Pick out every line with the word "xlabel" and copy it.

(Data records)
++++++
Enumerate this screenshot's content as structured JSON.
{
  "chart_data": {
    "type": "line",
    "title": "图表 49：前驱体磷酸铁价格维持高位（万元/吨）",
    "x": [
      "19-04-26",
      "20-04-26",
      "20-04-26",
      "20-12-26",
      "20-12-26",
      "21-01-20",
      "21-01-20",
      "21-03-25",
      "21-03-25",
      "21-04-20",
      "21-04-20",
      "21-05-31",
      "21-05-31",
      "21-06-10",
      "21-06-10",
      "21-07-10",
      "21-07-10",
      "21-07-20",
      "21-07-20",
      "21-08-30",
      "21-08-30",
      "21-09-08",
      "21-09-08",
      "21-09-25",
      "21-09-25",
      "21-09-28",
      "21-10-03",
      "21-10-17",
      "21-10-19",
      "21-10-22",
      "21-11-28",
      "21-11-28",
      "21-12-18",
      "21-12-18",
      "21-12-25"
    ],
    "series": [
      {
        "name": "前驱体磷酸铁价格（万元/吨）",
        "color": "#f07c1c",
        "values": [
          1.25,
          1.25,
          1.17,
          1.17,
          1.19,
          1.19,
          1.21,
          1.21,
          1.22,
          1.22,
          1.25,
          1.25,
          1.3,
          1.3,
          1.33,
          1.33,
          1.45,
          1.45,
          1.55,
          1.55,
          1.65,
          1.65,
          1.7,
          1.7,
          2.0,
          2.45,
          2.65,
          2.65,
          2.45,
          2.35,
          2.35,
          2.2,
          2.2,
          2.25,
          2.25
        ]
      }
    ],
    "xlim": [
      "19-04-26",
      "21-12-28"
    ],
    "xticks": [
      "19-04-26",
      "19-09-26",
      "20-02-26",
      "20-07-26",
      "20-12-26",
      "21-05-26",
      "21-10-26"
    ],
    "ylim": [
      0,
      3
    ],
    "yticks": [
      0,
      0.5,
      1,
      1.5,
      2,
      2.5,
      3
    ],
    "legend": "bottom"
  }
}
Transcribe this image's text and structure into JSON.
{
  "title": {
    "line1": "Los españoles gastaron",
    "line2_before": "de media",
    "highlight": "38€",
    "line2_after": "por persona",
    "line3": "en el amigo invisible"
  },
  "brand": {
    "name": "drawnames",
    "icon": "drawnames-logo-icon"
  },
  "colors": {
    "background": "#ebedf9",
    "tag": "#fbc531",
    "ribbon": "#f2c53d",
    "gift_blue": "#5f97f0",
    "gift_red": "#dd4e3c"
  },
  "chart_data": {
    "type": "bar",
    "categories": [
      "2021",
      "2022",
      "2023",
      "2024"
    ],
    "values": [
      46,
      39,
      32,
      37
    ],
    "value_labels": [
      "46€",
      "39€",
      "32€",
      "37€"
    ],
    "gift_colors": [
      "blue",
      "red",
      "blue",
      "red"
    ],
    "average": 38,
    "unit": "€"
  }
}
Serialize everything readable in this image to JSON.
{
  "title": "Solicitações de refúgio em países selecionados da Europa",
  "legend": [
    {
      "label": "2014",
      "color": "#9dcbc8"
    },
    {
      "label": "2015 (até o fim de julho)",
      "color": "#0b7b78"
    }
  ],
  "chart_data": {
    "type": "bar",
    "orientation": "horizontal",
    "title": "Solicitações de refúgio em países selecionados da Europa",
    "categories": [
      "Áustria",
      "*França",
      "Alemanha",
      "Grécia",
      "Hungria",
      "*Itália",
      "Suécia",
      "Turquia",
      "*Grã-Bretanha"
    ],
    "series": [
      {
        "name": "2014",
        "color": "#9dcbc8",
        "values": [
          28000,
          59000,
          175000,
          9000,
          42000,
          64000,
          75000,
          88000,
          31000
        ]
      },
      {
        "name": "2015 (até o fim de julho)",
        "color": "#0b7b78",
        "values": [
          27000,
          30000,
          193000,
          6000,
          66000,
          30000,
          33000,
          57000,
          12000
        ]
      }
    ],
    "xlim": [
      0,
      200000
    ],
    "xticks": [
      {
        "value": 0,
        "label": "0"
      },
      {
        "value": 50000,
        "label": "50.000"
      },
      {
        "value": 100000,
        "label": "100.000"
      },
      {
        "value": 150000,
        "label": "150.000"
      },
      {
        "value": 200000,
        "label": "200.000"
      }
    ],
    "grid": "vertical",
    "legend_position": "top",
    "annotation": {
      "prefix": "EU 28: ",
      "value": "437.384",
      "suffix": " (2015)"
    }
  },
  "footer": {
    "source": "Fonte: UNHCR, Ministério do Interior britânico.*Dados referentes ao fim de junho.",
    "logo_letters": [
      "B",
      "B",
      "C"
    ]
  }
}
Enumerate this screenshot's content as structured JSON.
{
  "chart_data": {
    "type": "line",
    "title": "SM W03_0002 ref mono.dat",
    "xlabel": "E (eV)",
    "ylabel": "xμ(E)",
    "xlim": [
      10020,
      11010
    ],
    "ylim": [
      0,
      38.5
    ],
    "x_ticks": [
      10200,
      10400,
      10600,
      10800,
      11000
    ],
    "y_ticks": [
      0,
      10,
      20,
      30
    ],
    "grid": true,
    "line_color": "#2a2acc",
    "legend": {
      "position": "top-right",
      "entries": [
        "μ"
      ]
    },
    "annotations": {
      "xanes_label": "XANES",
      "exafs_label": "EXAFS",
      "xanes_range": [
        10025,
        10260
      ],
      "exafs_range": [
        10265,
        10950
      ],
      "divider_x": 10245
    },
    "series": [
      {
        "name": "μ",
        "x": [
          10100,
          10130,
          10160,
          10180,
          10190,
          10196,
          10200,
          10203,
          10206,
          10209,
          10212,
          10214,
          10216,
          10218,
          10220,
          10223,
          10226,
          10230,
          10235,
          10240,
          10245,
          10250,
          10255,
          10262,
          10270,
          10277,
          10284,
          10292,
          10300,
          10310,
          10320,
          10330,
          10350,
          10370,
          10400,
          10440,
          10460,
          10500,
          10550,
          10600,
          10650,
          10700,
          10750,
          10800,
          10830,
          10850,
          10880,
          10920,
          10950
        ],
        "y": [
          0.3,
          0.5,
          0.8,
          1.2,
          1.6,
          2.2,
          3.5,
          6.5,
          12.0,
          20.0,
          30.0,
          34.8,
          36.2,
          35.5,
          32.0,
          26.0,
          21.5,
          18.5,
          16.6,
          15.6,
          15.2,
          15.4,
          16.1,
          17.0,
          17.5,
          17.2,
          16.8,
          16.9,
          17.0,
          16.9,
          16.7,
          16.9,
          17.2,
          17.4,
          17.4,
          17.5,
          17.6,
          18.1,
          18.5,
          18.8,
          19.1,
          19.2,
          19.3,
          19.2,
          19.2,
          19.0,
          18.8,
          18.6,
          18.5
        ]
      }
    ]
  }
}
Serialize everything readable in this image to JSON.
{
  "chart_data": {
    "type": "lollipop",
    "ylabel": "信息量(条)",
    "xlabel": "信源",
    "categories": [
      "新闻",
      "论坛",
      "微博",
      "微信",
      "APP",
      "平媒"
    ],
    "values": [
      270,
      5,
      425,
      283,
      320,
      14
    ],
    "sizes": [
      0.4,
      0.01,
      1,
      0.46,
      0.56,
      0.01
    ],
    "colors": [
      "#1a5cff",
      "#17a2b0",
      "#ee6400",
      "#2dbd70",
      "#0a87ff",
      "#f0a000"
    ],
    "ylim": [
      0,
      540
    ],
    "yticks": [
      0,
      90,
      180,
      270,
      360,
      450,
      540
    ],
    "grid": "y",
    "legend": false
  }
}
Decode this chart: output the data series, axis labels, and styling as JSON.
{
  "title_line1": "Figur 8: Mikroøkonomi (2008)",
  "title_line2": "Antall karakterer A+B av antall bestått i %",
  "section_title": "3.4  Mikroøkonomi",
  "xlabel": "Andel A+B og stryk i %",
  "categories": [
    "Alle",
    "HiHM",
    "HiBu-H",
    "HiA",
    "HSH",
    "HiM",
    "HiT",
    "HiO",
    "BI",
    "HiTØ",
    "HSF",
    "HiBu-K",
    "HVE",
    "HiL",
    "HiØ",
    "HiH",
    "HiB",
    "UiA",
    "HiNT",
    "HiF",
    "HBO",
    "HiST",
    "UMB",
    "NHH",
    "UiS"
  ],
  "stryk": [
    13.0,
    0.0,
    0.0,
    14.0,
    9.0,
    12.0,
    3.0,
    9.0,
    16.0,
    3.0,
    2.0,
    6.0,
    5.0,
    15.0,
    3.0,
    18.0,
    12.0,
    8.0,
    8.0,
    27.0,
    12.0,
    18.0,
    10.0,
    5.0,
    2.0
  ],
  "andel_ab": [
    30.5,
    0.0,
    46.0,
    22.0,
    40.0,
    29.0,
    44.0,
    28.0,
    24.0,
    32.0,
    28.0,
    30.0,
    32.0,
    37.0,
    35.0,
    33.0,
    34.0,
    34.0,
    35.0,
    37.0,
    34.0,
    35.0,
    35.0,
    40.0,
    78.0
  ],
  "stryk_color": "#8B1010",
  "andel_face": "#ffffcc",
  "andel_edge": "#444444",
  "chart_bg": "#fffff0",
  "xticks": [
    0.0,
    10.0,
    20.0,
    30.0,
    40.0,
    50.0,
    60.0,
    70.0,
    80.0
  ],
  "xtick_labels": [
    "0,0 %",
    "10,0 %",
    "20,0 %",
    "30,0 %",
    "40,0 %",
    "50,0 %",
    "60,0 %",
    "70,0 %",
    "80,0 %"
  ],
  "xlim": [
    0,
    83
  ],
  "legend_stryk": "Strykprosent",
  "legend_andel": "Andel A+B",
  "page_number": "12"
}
++++++
* Exercise response:
    "xlabel": "E (eV)",
    "xlabel": "信源",
  "xlabel": "Andel A+B og stryk i %",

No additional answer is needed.